Set the listing down unchanged, minus every embedded image.

****

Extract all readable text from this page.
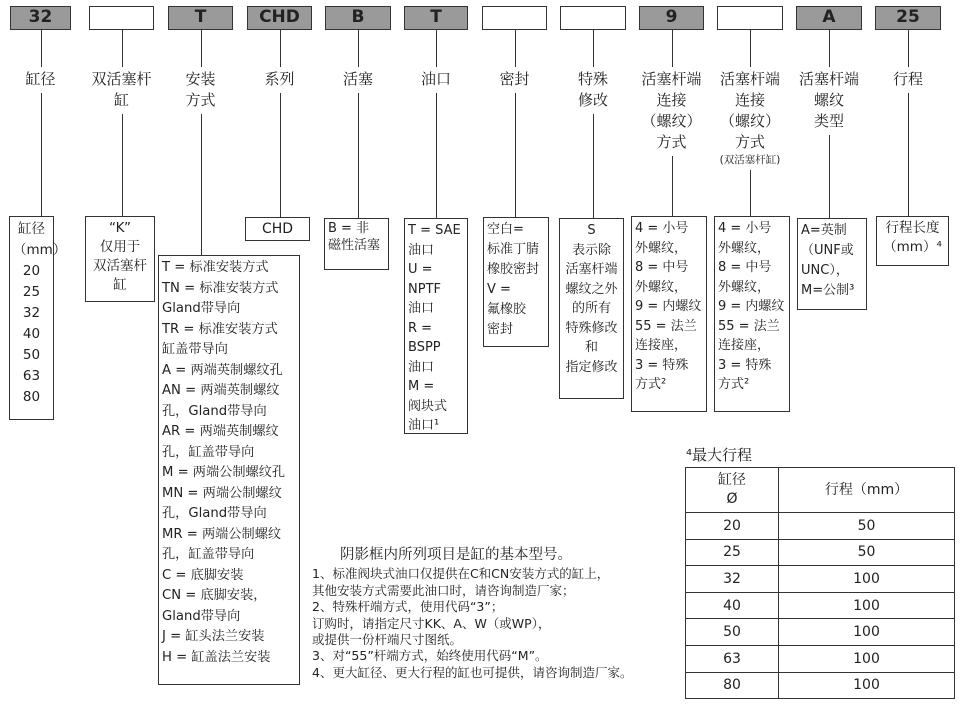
32	T	CHD	B	T	9	A	25
缸径	双活塞杆
缸
安装
方式
系列	活塞	油口	密封	特殊
修改
活塞杆端
连接
（螺纹）
方式
活塞杆端
连接
（螺纹）
方式
(双活塞杆缸)
活塞杆端
螺纹
类型
行程
缸径
（mm）
20
25
32
40
50
63
80
“K”
仅用于
双活塞杆
缸
T = 标准安装方式
TN = 标准安装方式
Gland带导向
TR = 标准安装方式
缸盖带导向
A = 两端英制螺纹孔
AN = 两端英制螺纹
孔，Gland带导向
AR = 两端英制螺纹
孔，缸盖带导向
M = 两端公制螺纹孔
MN = 两端公制螺纹
孔，Gland带导向
MR = 两端公制螺纹
孔，缸盖带导向
C = 底脚安装
CN = 底脚安装，
Gland带导向
J = 缸头法兰安装
H = 缸盖法兰安装
CHD	B = 非
磁性活塞
T = SAE
油口
U =
NPTF
油口
R =
BSPP
油口
M =
阀块式
油口¹
空白=
标准丁腈
橡胶密封
V =
氟橡胶
密封
S
表示除
活塞杆端
螺纹之外
的所有
特殊修改
和
指定修改
4 = 小号
外螺纹，
8 = 中号
外螺纹，
9 = 内螺纹
55 = 法兰
连接座，
3 = 特殊
方式²
4 = 小号
外螺纹，
8 = 中号
外螺纹，
9 = 内螺纹
55 = 法兰
连接座，
3 = 特殊
方式²
A=英制
（UNF或
UNC），
M=公制³
行程长度
（mm）⁴
阴影框内所列项目是缸的基本型号。
1、标准阀块式油口仅提供在C和CN安装方式的缸上，
其他安装方式需要此油口时，请咨询制造厂家；
2、特殊杆端方式，使用代码“3”；
订购时，请指定尺寸KK、A、W（或WP），
或提供一份杆端尺寸图纸。
3、对“55”杆端方式，始终使用代码“M”。
4、更大缸径、更大行程的缸也可提供，请咨询制造厂家。
⁴最大行程
缸径
Ø	行程（mm）

20	50
25	50
32	100
40	100
50	100
63	100
80	100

****

* **THE ANSWER**:
Extract all readable text from this page.
32	T	CHD	B	T	9	A	25
缸径	双活塞杆
缸
安装
方式
系列	活塞	油口	密封	特殊
修改
活塞杆端
连接
（螺纹）
方式
活塞杆端
连接
（螺纹）
方式
(双活塞杆缸)
活塞杆端
螺纹
类型
行程
缸径
（mm）
20
25
32
40
50
63
80
“K”
仅用于
双活塞杆
缸
T = 标准安装方式
TN = 标准安装方式
Gland带导向
TR = 标准安装方式
缸盖带导向
A = 两端英制螺纹孔
AN = 两端英制螺纹
孔，Gland带导向
AR = 两端英制螺纹
孔，缸盖带导向
M = 两端公制螺纹孔
MN = 两端公制螺纹
孔，Gland带导向
MR = 两端公制螺纹
孔，缸盖带导向
C = 底脚安装
CN = 底脚安装，
Gland带导向
J = 缸头法兰安装
H = 缸盖法兰安装
CHD	B = 非
磁性活塞
T = SAE
油口
U =
NPTF
油口
R =
BSPP
油口
M =
阀块式
油口¹
空白=
标准丁腈
橡胶密封
V =
氟橡胶
密封
S
表示除
活塞杆端
螺纹之外
的所有
特殊修改
和
指定修改
4 = 小号
外螺纹，
8 = 中号
外螺纹，
9 = 内螺纹
55 = 法兰
连接座，
3 = 特殊
方式²
4 = 小号
外螺纹，
8 = 中号
外螺纹，
9 = 内螺纹
55 = 法兰
连接座，
3 = 特殊
方式²
A=英制
（UNF或
UNC），
M=公制³
行程长度
（mm）⁴
阴影框内所列项目是缸的基本型号。
1、标准阀块式油口仅提供在C和CN安装方式的缸上，
其他安装方式需要此油口时，请咨询制造厂家；
2、特殊杆端方式，使用代码“3”；
订购时，请指定尺寸KK、A、W（或WP），
或提供一份杆端尺寸图纸。
3、对“55”杆端方式，始终使用代码“M”。
4、更大缸径、更大行程的缸也可提供，请咨询制造厂家。
⁴最大行程
缸径
Ø	行程（mm）

20	50
25	50
32	100
40	100
50	100
63	100
80	100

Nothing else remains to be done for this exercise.